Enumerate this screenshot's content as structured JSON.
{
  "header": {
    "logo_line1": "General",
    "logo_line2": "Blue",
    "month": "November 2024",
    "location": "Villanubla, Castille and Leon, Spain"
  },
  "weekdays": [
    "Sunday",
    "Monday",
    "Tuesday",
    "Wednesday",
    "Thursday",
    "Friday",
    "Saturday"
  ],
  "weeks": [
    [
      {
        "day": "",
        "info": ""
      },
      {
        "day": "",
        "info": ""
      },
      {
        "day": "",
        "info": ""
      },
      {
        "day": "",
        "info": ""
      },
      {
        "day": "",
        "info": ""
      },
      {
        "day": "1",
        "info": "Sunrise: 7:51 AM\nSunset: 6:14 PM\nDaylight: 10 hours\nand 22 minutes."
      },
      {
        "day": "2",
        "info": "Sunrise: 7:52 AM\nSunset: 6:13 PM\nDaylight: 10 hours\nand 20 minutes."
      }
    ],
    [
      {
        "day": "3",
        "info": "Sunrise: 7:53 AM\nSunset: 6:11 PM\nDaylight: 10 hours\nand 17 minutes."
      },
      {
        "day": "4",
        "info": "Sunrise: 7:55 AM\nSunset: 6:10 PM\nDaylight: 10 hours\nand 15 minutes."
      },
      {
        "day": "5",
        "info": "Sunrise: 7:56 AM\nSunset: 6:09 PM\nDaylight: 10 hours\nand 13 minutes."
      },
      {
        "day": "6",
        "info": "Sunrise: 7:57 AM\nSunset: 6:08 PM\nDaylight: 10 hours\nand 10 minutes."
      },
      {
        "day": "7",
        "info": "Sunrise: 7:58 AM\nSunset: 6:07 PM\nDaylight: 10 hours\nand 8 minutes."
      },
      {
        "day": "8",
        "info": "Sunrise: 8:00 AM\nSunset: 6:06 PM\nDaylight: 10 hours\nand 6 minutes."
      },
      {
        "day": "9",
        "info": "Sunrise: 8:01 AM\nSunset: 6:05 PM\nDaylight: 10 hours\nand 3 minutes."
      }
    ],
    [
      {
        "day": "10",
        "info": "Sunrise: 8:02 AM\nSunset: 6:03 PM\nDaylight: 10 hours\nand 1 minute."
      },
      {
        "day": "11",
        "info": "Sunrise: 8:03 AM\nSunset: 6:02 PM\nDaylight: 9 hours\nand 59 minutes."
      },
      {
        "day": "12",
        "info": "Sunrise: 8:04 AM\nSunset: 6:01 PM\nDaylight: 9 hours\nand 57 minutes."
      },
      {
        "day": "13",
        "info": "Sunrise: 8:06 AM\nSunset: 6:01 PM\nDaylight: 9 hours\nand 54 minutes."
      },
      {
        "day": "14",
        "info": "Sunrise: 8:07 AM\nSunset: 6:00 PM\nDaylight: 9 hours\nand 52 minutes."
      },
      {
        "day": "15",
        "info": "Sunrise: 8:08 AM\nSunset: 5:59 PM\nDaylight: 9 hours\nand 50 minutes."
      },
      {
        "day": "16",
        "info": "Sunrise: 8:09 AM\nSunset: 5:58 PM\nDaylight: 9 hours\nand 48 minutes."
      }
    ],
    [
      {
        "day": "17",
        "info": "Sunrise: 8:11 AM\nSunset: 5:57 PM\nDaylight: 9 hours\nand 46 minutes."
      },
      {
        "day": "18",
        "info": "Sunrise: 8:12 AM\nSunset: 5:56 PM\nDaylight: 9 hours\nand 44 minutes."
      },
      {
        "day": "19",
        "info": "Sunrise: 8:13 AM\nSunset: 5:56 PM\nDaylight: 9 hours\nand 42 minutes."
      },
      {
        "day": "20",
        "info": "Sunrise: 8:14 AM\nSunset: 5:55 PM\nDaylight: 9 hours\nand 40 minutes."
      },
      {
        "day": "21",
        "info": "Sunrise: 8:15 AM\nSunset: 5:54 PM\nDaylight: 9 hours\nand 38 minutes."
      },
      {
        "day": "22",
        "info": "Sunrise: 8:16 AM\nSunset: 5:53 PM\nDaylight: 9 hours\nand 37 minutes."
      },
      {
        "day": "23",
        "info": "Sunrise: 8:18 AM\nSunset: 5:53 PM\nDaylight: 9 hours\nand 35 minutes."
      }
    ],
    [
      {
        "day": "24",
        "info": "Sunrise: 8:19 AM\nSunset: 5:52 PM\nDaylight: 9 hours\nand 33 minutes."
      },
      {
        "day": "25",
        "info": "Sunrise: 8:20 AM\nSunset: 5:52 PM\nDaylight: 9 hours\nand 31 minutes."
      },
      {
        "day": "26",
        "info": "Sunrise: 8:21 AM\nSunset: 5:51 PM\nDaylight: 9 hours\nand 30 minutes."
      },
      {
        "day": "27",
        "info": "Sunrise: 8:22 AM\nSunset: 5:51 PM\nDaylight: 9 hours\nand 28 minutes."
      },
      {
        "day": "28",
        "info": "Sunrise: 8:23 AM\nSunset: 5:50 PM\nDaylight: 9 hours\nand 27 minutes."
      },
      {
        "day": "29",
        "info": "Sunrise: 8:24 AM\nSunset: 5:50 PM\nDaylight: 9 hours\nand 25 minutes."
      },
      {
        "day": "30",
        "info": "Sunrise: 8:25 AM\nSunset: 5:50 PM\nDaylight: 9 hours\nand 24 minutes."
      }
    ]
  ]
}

----------

The records above must be output exactly, in full.

◆ Expected answer:
Enumerate this screenshot's content as structured JSON.
{
  "header": {
    "logo_line1": "General",
    "logo_line2": "Blue",
    "month": "November 2024",
    "location": "Villanubla, Castille and Leon, Spain"
  },
  "weekdays": [
    "Sunday",
    "Monday",
    "Tuesday",
    "Wednesday",
    "Thursday",
    "Friday",
    "Saturday"
  ],
  "weeks": [
    [
      {
        "day": "",
        "info": ""
      },
      {
        "day": "",
        "info": ""
      },
      {
        "day": "",
        "info": ""
      },
      {
        "day": "",
        "info": ""
      },
      {
        "day": "",
        "info": ""
      },
      {
        "day": "1",
        "info": "Sunrise: 7:51 AM\nSunset: 6:14 PM\nDaylight: 10 hours\nand 22 minutes."
      },
      {
        "day": "2",
        "info": "Sunrise: 7:52 AM\nSunset: 6:13 PM\nDaylight: 10 hours\nand 20 minutes."
      }
    ],
    [
      {
        "day": "3",
        "info": "Sunrise: 7:53 AM\nSunset: 6:11 PM\nDaylight: 10 hours\nand 17 minutes."
      },
      {
        "day": "4",
        "info": "Sunrise: 7:55 AM\nSunset: 6:10 PM\nDaylight: 10 hours\nand 15 minutes."
      },
      {
        "day": "5",
        "info": "Sunrise: 7:56 AM\nSunset: 6:09 PM\nDaylight: 10 hours\nand 13 minutes."
      },
      {
        "day": "6",
        "info": "Sunrise: 7:57 AM\nSunset: 6:08 PM\nDaylight: 10 hours\nand 10 minutes."
      },
      {
        "day": "7",
        "info": "Sunrise: 7:58 AM\nSunset: 6:07 PM\nDaylight: 10 hours\nand 8 minutes."
      },
      {
        "day": "8",
        "info": "Sunrise: 8:00 AM\nSunset: 6:06 PM\nDaylight: 10 hours\nand 6 minutes."
      },
      {
        "day": "9",
        "info": "Sunrise: 8:01 AM\nSunset: 6:05 PM\nDaylight: 10 hours\nand 3 minutes."
      }
    ],
    [
      {
        "day": "10",
        "info": "Sunrise: 8:02 AM\nSunset: 6:03 PM\nDaylight: 10 hours\nand 1 minute."
      },
      {
        "day": "11",
        "info": "Sunrise: 8:03 AM\nSunset: 6:02 PM\nDaylight: 9 hours\nand 59 minutes."
      },
      {
        "day": "12",
        "info": "Sunrise: 8:04 AM\nSunset: 6:01 PM\nDaylight: 9 hours\nand 57 minutes."
      },
      {
        "day": "13",
        "info": "Sunrise: 8:06 AM\nSunset: 6:01 PM\nDaylight: 9 hours\nand 54 minutes."
      },
      {
        "day": "14",
        "info": "Sunrise: 8:07 AM\nSunset: 6:00 PM\nDaylight: 9 hours\nand 52 minutes."
      },
      {
        "day": "15",
        "info": "Sunrise: 8:08 AM\nSunset: 5:59 PM\nDaylight: 9 hours\nand 50 minutes."
      },
      {
        "day": "16",
        "info": "Sunrise: 8:09 AM\nSunset: 5:58 PM\nDaylight: 9 hours\nand 48 minutes."
      }
    ],
    [
      {
        "day": "17",
        "info": "Sunrise: 8:11 AM\nSunset: 5:57 PM\nDaylight: 9 hours\nand 46 minutes."
      },
      {
        "day": "18",
        "info": "Sunrise: 8:12 AM\nSunset: 5:56 PM\nDaylight: 9 hours\nand 44 minutes."
      },
      {
        "day": "19",
        "info": "Sunrise: 8:13 AM\nSunset: 5:56 PM\nDaylight: 9 hours\nand 42 minutes."
      },
      {
        "day": "20",
        "info": "Sunrise: 8:14 AM\nSunset: 5:55 PM\nDaylight: 9 hours\nand 40 minutes."
      },
      {
        "day": "21",
        "info": "Sunrise: 8:15 AM\nSunset: 5:54 PM\nDaylight: 9 hours\nand 38 minutes."
      },
      {
        "day": "22",
        "info": "Sunrise: 8:16 AM\nSunset: 5:53 PM\nDaylight: 9 hours\nand 37 minutes."
      },
      {
        "day": "23",
        "info": "Sunrise: 8:18 AM\nSunset: 5:53 PM\nDaylight: 9 hours\nand 35 minutes."
      }
    ],
    [
      {
        "day": "24",
        "info": "Sunrise: 8:19 AM\nSunset: 5:52 PM\nDaylight: 9 hours\nand 33 minutes."
      },
      {
        "day": "25",
        "info": "Sunrise: 8:20 AM\nSunset: 5:52 PM\nDaylight: 9 hours\nand 31 minutes."
      },
      {
        "day": "26",
        "info": "Sunrise: 8:21 AM\nSunset: 5:51 PM\nDaylight: 9 hours\nand 30 minutes."
      },
      {
        "day": "27",
        "info": "Sunrise: 8:22 AM\nSunset: 5:51 PM\nDaylight: 9 hours\nand 28 minutes."
      },
      {
        "day": "28",
        "info": "Sunrise: 8:23 AM\nSunset: 5:50 PM\nDaylight: 9 hours\nand 27 minutes."
      },
      {
        "day": "29",
        "info": "Sunrise: 8:24 AM\nSunset: 5:50 PM\nDaylight: 9 hours\nand 25 minutes."
      },
      {
        "day": "30",
        "info": "Sunrise: 8:25 AM\nSunset: 5:50 PM\nDaylight: 9 hours\nand 24 minutes."
      }
    ]
  ]
}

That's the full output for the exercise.